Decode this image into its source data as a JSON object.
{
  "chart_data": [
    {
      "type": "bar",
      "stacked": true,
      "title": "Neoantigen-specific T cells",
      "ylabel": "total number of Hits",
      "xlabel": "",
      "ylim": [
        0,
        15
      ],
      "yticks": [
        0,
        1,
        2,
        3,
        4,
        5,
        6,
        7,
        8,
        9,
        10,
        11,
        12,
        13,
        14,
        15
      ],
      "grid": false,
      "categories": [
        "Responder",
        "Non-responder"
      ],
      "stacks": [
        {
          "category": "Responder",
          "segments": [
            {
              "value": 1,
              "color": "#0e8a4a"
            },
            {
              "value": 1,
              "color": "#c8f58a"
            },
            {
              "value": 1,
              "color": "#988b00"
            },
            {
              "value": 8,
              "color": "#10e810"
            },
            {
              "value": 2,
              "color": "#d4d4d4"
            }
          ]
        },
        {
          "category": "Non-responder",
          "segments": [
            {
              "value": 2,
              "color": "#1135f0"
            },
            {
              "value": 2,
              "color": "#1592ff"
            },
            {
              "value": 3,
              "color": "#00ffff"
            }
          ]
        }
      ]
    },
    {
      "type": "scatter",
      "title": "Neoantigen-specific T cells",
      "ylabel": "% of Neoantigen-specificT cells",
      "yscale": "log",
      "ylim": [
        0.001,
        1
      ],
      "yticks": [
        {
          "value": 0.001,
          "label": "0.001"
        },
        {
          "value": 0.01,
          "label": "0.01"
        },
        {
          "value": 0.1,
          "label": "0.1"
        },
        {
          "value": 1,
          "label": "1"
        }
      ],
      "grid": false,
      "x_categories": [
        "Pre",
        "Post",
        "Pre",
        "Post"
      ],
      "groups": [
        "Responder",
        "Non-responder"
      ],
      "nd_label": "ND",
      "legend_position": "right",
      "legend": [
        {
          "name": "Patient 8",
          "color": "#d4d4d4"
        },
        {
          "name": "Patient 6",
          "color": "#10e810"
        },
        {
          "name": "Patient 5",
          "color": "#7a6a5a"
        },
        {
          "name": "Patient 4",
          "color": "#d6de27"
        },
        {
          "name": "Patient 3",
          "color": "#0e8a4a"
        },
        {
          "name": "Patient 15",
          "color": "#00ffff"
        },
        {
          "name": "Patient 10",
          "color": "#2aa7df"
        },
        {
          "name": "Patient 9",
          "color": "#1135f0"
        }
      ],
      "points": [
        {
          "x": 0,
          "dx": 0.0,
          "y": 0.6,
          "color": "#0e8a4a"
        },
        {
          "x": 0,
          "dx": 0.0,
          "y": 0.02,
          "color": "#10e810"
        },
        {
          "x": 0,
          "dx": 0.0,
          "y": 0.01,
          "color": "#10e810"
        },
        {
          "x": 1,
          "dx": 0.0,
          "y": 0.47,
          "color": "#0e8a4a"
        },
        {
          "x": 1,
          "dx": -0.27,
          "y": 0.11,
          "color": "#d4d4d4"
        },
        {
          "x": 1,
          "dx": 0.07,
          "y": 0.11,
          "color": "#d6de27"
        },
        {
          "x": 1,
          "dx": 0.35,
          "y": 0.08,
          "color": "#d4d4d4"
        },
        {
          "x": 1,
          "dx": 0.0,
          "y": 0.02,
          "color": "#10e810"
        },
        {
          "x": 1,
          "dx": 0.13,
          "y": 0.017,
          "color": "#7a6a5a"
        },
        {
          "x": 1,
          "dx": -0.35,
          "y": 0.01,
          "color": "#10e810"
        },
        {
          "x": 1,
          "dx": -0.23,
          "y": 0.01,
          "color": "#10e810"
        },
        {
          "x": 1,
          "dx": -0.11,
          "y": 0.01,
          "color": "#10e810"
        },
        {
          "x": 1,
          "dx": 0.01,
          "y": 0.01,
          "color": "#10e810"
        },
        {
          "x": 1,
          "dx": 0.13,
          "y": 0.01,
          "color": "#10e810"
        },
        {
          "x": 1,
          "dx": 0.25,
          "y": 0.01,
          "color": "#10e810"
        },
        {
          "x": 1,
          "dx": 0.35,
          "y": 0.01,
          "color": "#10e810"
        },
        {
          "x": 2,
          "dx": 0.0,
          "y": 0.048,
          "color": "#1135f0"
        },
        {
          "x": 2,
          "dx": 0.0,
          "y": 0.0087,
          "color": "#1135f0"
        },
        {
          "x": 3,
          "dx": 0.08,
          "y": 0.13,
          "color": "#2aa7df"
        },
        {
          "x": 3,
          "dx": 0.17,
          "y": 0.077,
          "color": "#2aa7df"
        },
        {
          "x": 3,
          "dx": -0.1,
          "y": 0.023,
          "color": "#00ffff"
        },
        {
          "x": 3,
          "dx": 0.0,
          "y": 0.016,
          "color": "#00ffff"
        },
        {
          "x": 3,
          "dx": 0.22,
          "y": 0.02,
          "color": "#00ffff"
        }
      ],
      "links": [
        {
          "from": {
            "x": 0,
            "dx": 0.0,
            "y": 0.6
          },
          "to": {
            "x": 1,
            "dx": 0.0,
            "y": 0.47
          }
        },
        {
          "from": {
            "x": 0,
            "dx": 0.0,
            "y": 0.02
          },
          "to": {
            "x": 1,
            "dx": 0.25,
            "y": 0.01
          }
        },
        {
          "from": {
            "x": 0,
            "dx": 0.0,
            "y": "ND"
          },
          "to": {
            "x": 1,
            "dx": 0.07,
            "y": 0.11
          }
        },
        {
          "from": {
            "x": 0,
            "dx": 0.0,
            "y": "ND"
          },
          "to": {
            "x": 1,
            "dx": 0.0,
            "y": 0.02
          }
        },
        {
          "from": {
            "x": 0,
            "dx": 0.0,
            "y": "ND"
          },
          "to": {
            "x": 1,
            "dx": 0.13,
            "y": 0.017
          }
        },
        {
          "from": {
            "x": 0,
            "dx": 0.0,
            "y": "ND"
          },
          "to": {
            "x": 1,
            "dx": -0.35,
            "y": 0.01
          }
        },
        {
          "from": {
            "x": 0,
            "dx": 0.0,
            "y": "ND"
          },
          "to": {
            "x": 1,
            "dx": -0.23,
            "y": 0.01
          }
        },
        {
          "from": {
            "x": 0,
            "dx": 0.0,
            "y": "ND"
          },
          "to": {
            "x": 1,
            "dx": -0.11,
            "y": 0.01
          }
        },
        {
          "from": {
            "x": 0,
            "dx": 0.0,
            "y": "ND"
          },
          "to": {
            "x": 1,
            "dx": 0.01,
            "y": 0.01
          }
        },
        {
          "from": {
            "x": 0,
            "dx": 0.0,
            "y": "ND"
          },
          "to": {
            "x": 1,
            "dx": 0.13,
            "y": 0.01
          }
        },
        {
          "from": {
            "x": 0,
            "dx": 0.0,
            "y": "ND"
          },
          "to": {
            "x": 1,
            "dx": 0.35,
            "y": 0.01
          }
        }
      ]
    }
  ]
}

## WORK INSTRUCTIONS
A complete, exact copy of the material is required.

## RESPONSE FOR THIS EXERCISE
Decode this image into its source data as a JSON object.
{
  "chart_data": [
    {
      "type": "bar",
      "stacked": true,
      "title": "Neoantigen-specific T cells",
      "ylabel": "total number of Hits",
      "xlabel": "",
      "ylim": [
        0,
        15
      ],
      "yticks": [
        0,
        1,
        2,
        3,
        4,
        5,
        6,
        7,
        8,
        9,
        10,
        11,
        12,
        13,
        14,
        15
      ],
      "grid": false,
      "categories": [
        "Responder",
        "Non-responder"
      ],
      "stacks": [
        {
          "category": "Responder",
          "segments": [
            {
              "value": 1,
              "color": "#0e8a4a"
            },
            {
              "value": 1,
              "color": "#c8f58a"
            },
            {
              "value": 1,
              "color": "#988b00"
            },
            {
              "value": 8,
              "color": "#10e810"
            },
            {
              "value": 2,
              "color": "#d4d4d4"
            }
          ]
        },
        {
          "category": "Non-responder",
          "segments": [
            {
              "value": 2,
              "color": "#1135f0"
            },
            {
              "value": 2,
              "color": "#1592ff"
            },
            {
              "value": 3,
              "color": "#00ffff"
            }
          ]
        }
      ]
    },
    {
      "type": "scatter",
      "title": "Neoantigen-specific T cells",
      "ylabel": "% of Neoantigen-specificT cells",
      "yscale": "log",
      "ylim": [
        0.001,
        1
      ],
      "yticks": [
        {
          "value": 0.001,
          "label": "0.001"
        },
        {
          "value": 0.01,
          "label": "0.01"
        },
        {
          "value": 0.1,
          "label": "0.1"
        },
        {
          "value": 1,
          "label": "1"
        }
      ],
      "grid": false,
      "x_categories": [
        "Pre",
        "Post",
        "Pre",
        "Post"
      ],
      "groups": [
        "Responder",
        "Non-responder"
      ],
      "nd_label": "ND",
      "legend_position": "right",
      "legend": [
        {
          "name": "Patient 8",
          "color": "#d4d4d4"
        },
        {
          "name": "Patient 6",
          "color": "#10e810"
        },
        {
          "name": "Patient 5",
          "color": "#7a6a5a"
        },
        {
          "name": "Patient 4",
          "color": "#d6de27"
        },
        {
          "name": "Patient 3",
          "color": "#0e8a4a"
        },
        {
          "name": "Patient 15",
          "color": "#00ffff"
        },
        {
          "name": "Patient 10",
          "color": "#2aa7df"
        },
        {
          "name": "Patient 9",
          "color": "#1135f0"
        }
      ],
      "points": [
        {
          "x": 0,
          "dx": 0.0,
          "y": 0.6,
          "color": "#0e8a4a"
        },
        {
          "x": 0,
          "dx": 0.0,
          "y": 0.02,
          "color": "#10e810"
        },
        {
          "x": 0,
          "dx": 0.0,
          "y": 0.01,
          "color": "#10e810"
        },
        {
          "x": 1,
          "dx": 0.0,
          "y": 0.47,
          "color": "#0e8a4a"
        },
        {
          "x": 1,
          "dx": -0.27,
          "y": 0.11,
          "color": "#d4d4d4"
        },
        {
          "x": 1,
          "dx": 0.07,
          "y": 0.11,
          "color": "#d6de27"
        },
        {
          "x": 1,
          "dx": 0.35,
          "y": 0.08,
          "color": "#d4d4d4"
        },
        {
          "x": 1,
          "dx": 0.0,
          "y": 0.02,
          "color": "#10e810"
        },
        {
          "x": 1,
          "dx": 0.13,
          "y": 0.017,
          "color": "#7a6a5a"
        },
        {
          "x": 1,
          "dx": -0.35,
          "y": 0.01,
          "color": "#10e810"
        },
        {
          "x": 1,
          "dx": -0.23,
          "y": 0.01,
          "color": "#10e810"
        },
        {
          "x": 1,
          "dx": -0.11,
          "y": 0.01,
          "color": "#10e810"
        },
        {
          "x": 1,
          "dx": 0.01,
          "y": 0.01,
          "color": "#10e810"
        },
        {
          "x": 1,
          "dx": 0.13,
          "y": 0.01,
          "color": "#10e810"
        },
        {
          "x": 1,
          "dx": 0.25,
          "y": 0.01,
          "color": "#10e810"
        },
        {
          "x": 1,
          "dx": 0.35,
          "y": 0.01,
          "color": "#10e810"
        },
        {
          "x": 2,
          "dx": 0.0,
          "y": 0.048,
          "color": "#1135f0"
        },
        {
          "x": 2,
          "dx": 0.0,
          "y": 0.0087,
          "color": "#1135f0"
        },
        {
          "x": 3,
          "dx": 0.08,
          "y": 0.13,
          "color": "#2aa7df"
        },
        {
          "x": 3,
          "dx": 0.17,
          "y": 0.077,
          "color": "#2aa7df"
        },
        {
          "x": 3,
          "dx": -0.1,
          "y": 0.023,
          "color": "#00ffff"
        },
        {
          "x": 3,
          "dx": 0.0,
          "y": 0.016,
          "color": "#00ffff"
        },
        {
          "x": 3,
          "dx": 0.22,
          "y": 0.02,
          "color": "#00ffff"
        }
      ],
      "links": [
        {
          "from": {
            "x": 0,
            "dx": 0.0,
            "y": 0.6
          },
          "to": {
            "x": 1,
            "dx": 0.0,
            "y": 0.47
          }
        },
        {
          "from": {
            "x": 0,
            "dx": 0.0,
            "y": 0.02
          },
          "to": {
            "x": 1,
            "dx": 0.25,
            "y": 0.01
          }
        },
        {
          "from": {
            "x": 0,
            "dx": 0.0,
            "y": "ND"
          },
          "to": {
            "x": 1,
            "dx": 0.07,
            "y": 0.11
          }
        },
        {
          "from": {
            "x": 0,
            "dx": 0.0,
            "y": "ND"
          },
          "to": {
            "x": 1,
            "dx": 0.0,
            "y": 0.02
          }
        },
        {
          "from": {
            "x": 0,
            "dx": 0.0,
            "y": "ND"
          },
          "to": {
            "x": 1,
            "dx": 0.13,
            "y": 0.017
          }
        },
        {
          "from": {
            "x": 0,
            "dx": 0.0,
            "y": "ND"
          },
          "to": {
            "x": 1,
            "dx": -0.35,
            "y": 0.01
          }
        },
        {
          "from": {
            "x": 0,
            "dx": 0.0,
            "y": "ND"
          },
          "to": {
            "x": 1,
            "dx": -0.23,
            "y": 0.01
          }
        },
        {
          "from": {
            "x": 0,
            "dx": 0.0,
            "y": "ND"
          },
          "to": {
            "x": 1,
            "dx": -0.11,
            "y": 0.01
          }
        },
        {
          "from": {
            "x": 0,
            "dx": 0.0,
            "y": "ND"
          },
          "to": {
            "x": 1,
            "dx": 0.01,
            "y": 0.01
          }
        },
        {
          "from": {
            "x": 0,
            "dx": 0.0,
            "y": "ND"
          },
          "to": {
            "x": 1,
            "dx": 0.13,
            "y": 0.01
          }
        },
        {
          "from": {
            "x": 0,
            "dx": 0.0,
            "y": "ND"
          },
          "to": {
            "x": 1,
            "dx": 0.35,
            "y": 0.01
          }
        }
      ]
    }
  ]
}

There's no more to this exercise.